Aim:
Copy out each line that has "autẽ" in it.

[Stored records]
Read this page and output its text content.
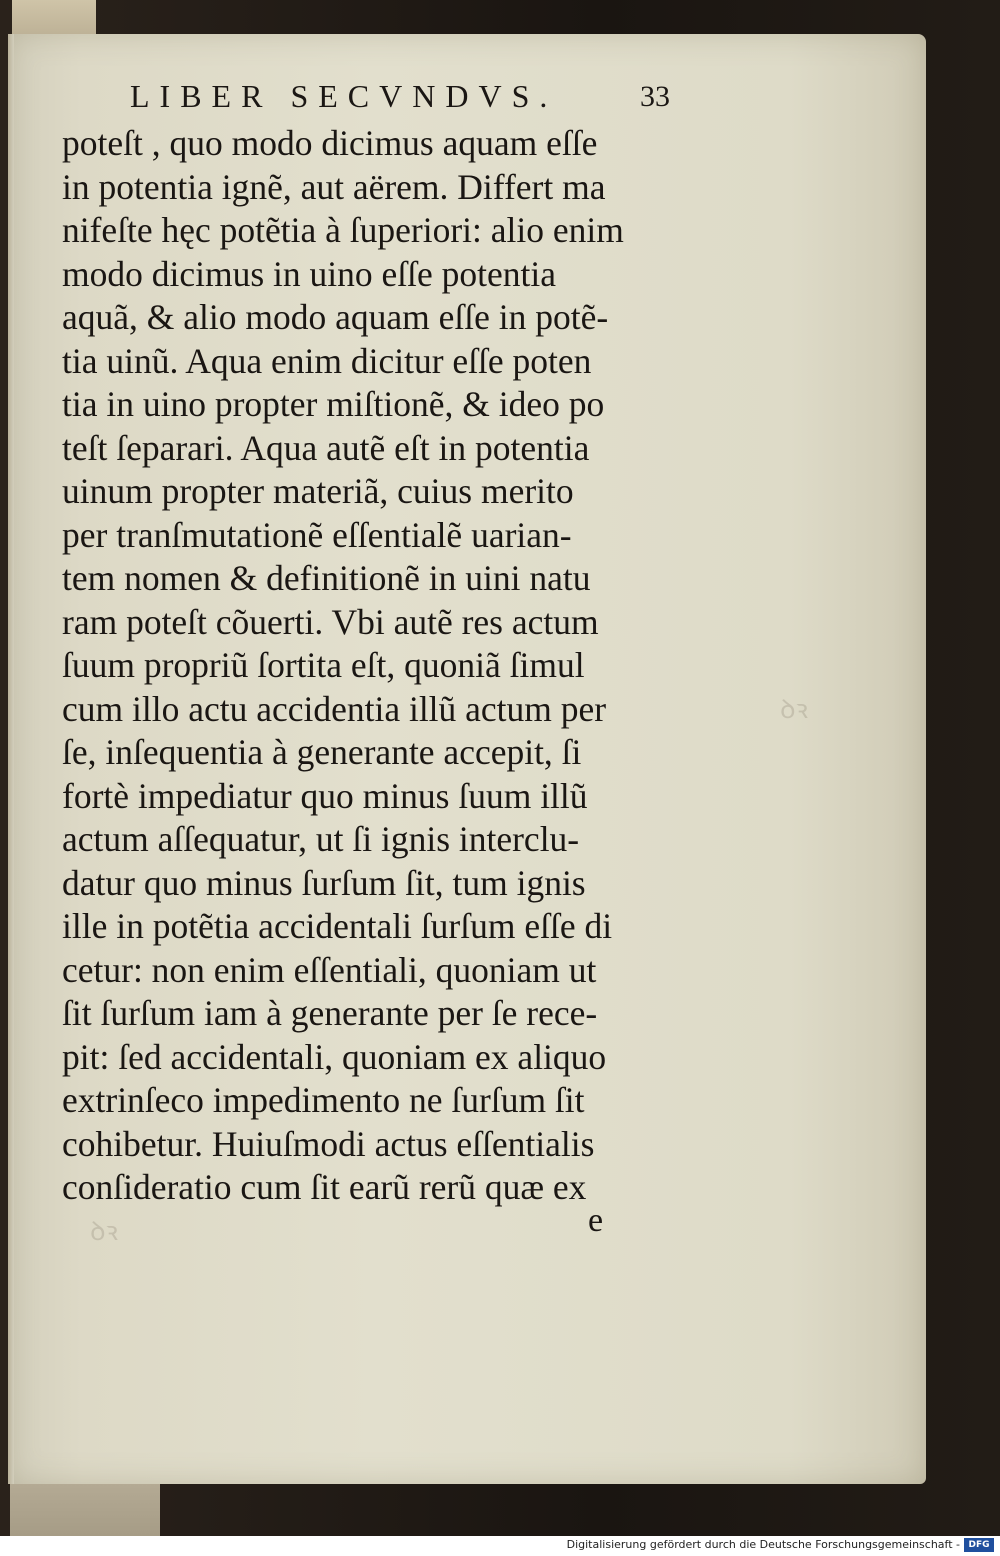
ꝺꝛ
ꝺꝛ
LIBER SECVNDVS.	33
poteſt , quo modo dicimus aquam eſſe
in potentia ignẽ, aut aërem. Differt ma
nifeſte hęc potẽtia à ſuperiori: alio enim
modo dicimus in uino eſſe potentia
aquã, & alio modo aquam eſſe in potẽ-
tia uinũ. Aqua enim dicitur eſſe poten
tia in uino propter miſtionẽ, & ideo po
teſt ſeparari. Aqua autẽ eſt in potentia
uinum propter materiã, cuius merito
per tranſmutationẽ eſſentialẽ uarian-
tem nomen & definitionẽ in uini natu
ram poteſt cõuerti. Vbi autẽ res actum
ſuum propriũ ſortita eſt, quoniã ſimul
cum illo actu accidentia illũ actum per
ſe, inſequentia à generante accepit, ſi
fortè impediatur quo minus ſuum illũ
actum aſſequatur, ut ſi ignis interclu-
datur quo minus ſurſum ſit, tum ignis
ille in potẽtia accidentali ſurſum eſſe di
cetur: non enim eſſentiali, quoniam ut
ſit ſurſum iam à generante per ſe rece-
pit: ſed accidentali, quoniam ex aliquo
extrinſeco impedimento ne ſurſum ſit
cohibetur. Huiuſmodi actus eſſentialis
conſideratio cum ſit earũ rerũ quæ ex
e
Digitalisierung gefördert durch die Deutsche Forschungsgemeinschaft - DFG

Result of this exercise:
teſt ſeparari. Aqua autẽ eſt in potentia
ram poteſt cõuerti. Vbi autẽ res actum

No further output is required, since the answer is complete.